Direction: Reproduce all of the listing below without alteration.

(Stored records)
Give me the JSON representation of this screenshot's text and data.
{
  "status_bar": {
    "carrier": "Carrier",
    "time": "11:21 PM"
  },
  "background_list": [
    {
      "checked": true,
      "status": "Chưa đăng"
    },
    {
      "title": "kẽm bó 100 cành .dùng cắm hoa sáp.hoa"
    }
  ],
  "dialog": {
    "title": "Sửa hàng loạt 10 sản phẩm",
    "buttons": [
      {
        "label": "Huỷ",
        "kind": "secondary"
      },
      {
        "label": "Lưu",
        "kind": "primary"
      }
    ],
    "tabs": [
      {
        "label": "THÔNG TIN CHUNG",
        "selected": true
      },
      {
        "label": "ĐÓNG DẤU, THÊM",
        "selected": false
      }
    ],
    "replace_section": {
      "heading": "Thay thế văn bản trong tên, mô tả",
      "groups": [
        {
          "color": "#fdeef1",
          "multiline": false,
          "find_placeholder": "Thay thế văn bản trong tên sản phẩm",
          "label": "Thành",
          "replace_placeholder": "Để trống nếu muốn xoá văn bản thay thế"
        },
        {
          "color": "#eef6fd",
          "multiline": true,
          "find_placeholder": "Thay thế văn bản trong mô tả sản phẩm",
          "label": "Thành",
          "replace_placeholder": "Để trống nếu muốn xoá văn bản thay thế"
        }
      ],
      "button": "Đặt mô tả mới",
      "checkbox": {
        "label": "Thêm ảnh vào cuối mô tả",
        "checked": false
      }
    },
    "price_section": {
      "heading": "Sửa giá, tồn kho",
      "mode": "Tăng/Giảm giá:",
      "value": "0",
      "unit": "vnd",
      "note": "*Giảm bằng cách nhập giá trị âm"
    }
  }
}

Response for this exercise:
Give me the JSON representation of this screenshot's text and data.
{
  "status_bar": {
    "carrier": "Carrier",
    "time": "11:21 PM"
  },
  "background_list": [
    {
      "checked": true,
      "status": "Chưa đăng"
    },
    {
      "title": "kẽm bó 100 cành .dùng cắm hoa sáp.hoa"
    }
  ],
  "dialog": {
    "title": "Sửa hàng loạt 10 sản phẩm",
    "buttons": [
      {
        "label": "Huỷ",
        "kind": "secondary"
      },
      {
        "label": "Lưu",
        "kind": "primary"
      }
    ],
    "tabs": [
      {
        "label": "THÔNG TIN CHUNG",
        "selected": true
      },
      {
        "label": "ĐÓNG DẤU, THÊM",
        "selected": false
      }
    ],
    "replace_section": {
      "heading": "Thay thế văn bản trong tên, mô tả",
      "groups": [
        {
          "color": "#fdeef1",
          "multiline": false,
          "find_placeholder": "Thay thế văn bản trong tên sản phẩm",
          "label": "Thành",
          "replace_placeholder": "Để trống nếu muốn xoá văn bản thay thế"
        },
        {
          "color": "#eef6fd",
          "multiline": true,
          "find_placeholder": "Thay thế văn bản trong mô tả sản phẩm",
          "label": "Thành",
          "replace_placeholder": "Để trống nếu muốn xoá văn bản thay thế"
        }
      ],
      "button": "Đặt mô tả mới",
      "checkbox": {
        "label": "Thêm ảnh vào cuối mô tả",
        "checked": false
      }
    },
    "price_section": {
      "heading": "Sửa giá, tồn kho",
      "mode": "Tăng/Giảm giá:",
      "value": "0",
      "unit": "vnd",
      "note": "*Giảm bằng cách nhập giá trị âm"
    }
  }
}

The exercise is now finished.